* WORK INSTRUCTIONS *
Look for "page" in each line of the entries, and return the matching lines.

* LISTING *
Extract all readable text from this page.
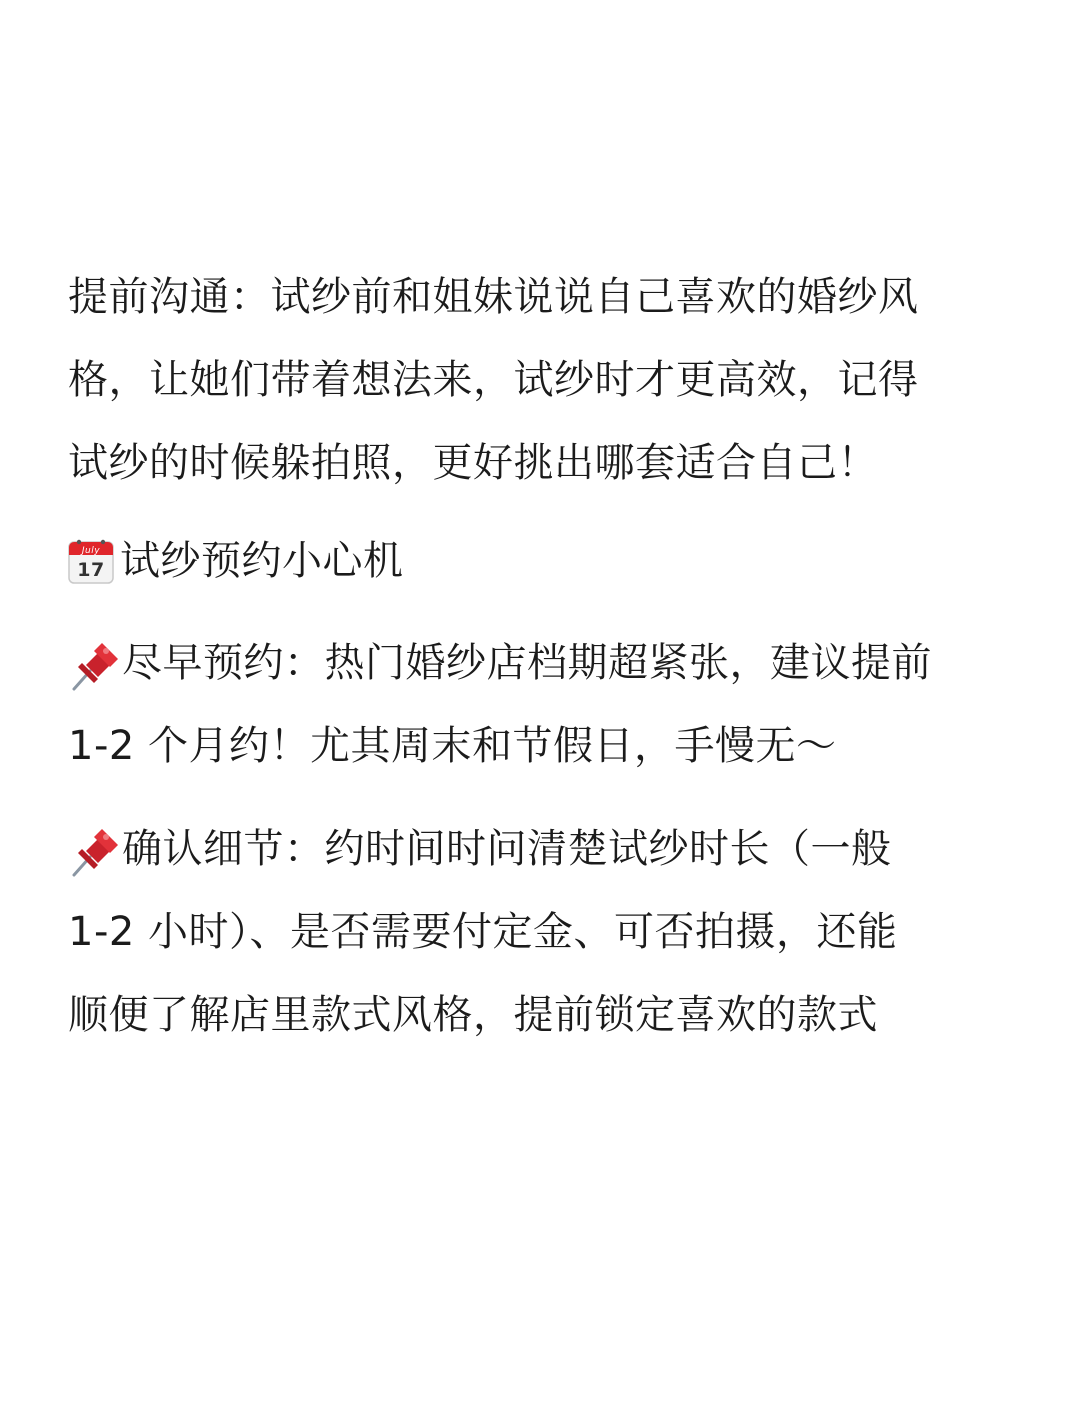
提前沟通：试纱前和姐妹说说自己喜欢的婚纱风
格，让她们带着想法来，试纱时才更高效，记得
试纱的时候躲拍照，更好挑出哪套适合自己！

July
17 试纱预约小心机

尽早预约：热门婚纱店档期超紧张，建议提前
1-2 个月约！尤其周末和节假日，手慢无～

确认细节：约时间时问清楚试纱时长（一般
1-2 小时）、是否需要付定金、可否拍摄，还能
顺便了解店里款式风格，提前锁定喜欢的款式
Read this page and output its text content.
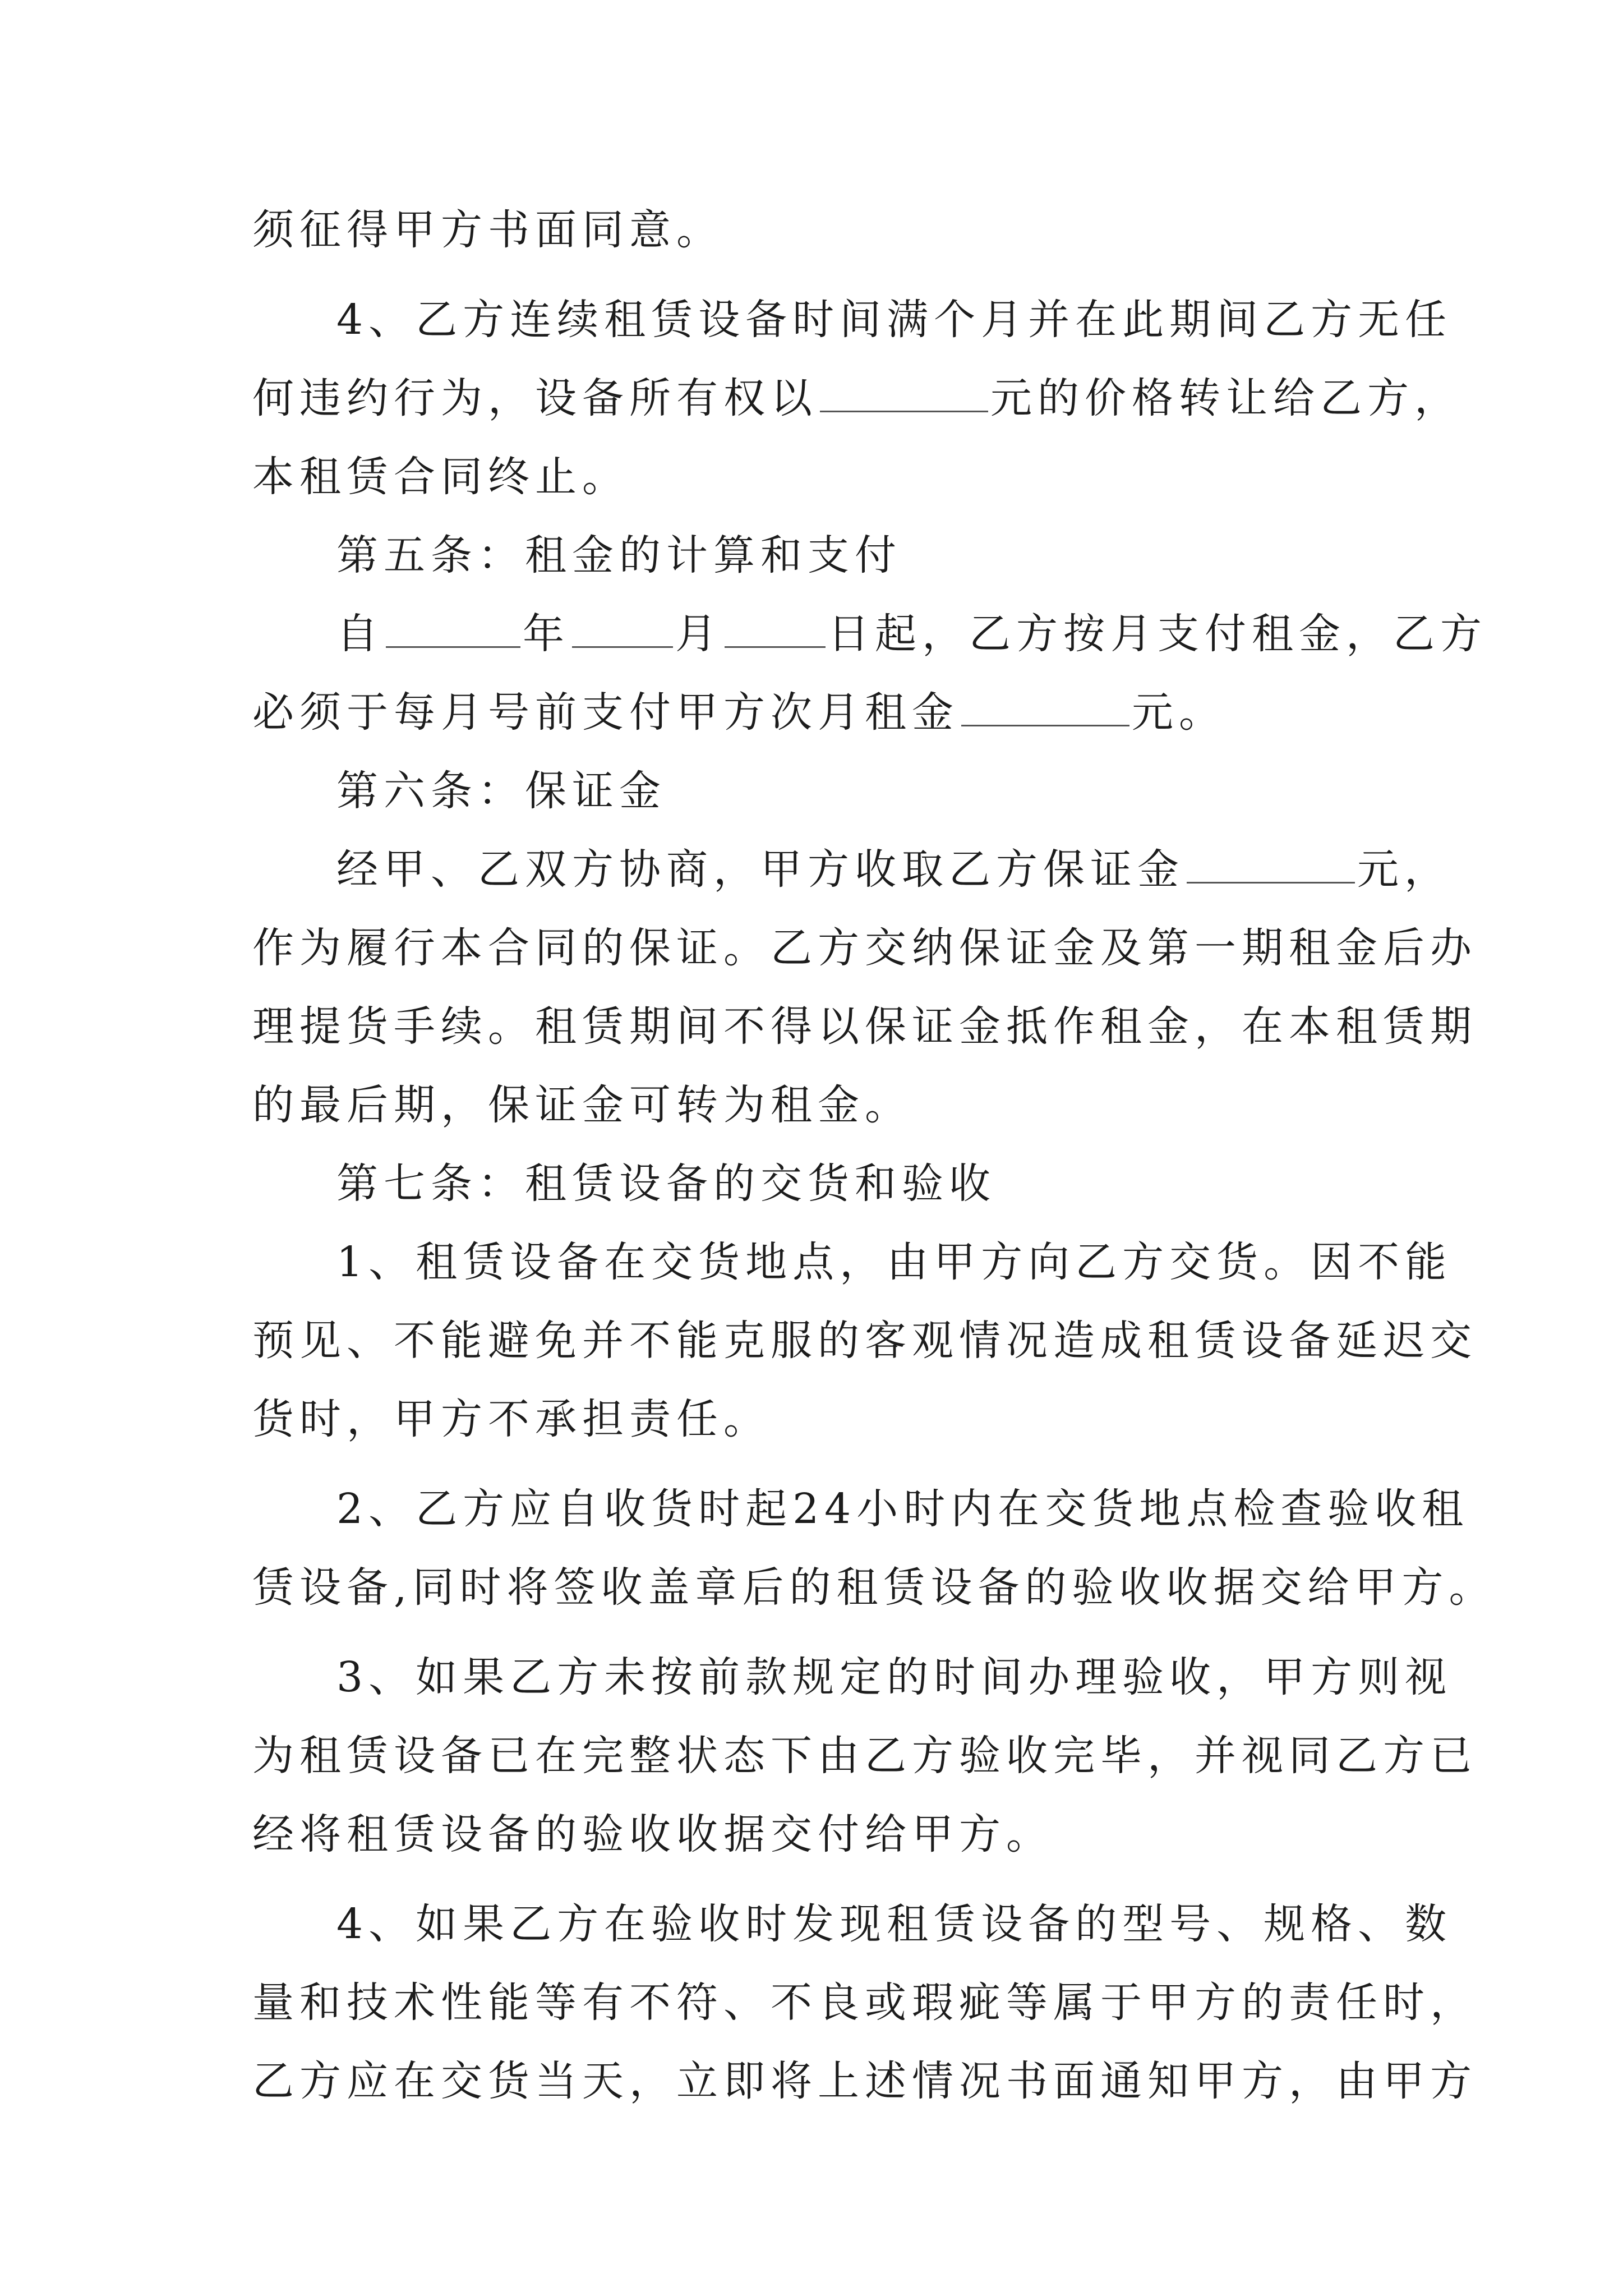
须征得甲方书面同意。
4、乙方连续租赁设备时间满个月并在此期间乙方无任
何违约行为，设备所有权以	元的价格转让给乙方，
本租赁合同终止。
第五条：租金的计算和支付
自	年	月	日起，乙方按月支付租金，乙方
必须于每月号前支付甲方次月租金	元。
第六条：保证金
经甲、乙双方协商，甲方收取乙方保证金	元，
作为履行本合同的保证。乙方交纳保证金及第一期租金后办
理提货手续。租赁期间不得以保证金抵作租金，在本租赁期
的最后期，保证金可转为租金。
第七条：租赁设备的交货和验收
1、租赁设备在交货地点，由甲方向乙方交货。因不能
预见、不能避免并不能克服的客观情况造成租赁设备延迟交
货时，甲方不承担责任。
2、乙方应自收货时起24小时内在交货地点检查验收租
赁设备,同时将签收盖章后的租赁设备的验收收据交给甲方。
3、如果乙方未按前款规定的时间办理验收，甲方则视
为租赁设备已在完整状态下由乙方验收完毕，并视同乙方已
经将租赁设备的验收收据交付给甲方。
4、如果乙方在验收时发现租赁设备的型号、规格、数
量和技术性能等有不符、不良或瑕疵等属于甲方的责任时，
乙方应在交货当天，立即将上述情况书面通知甲方，由甲方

* COMPLETE ANSWER *
Extract all readable text from this page.
Read this page and output its text content.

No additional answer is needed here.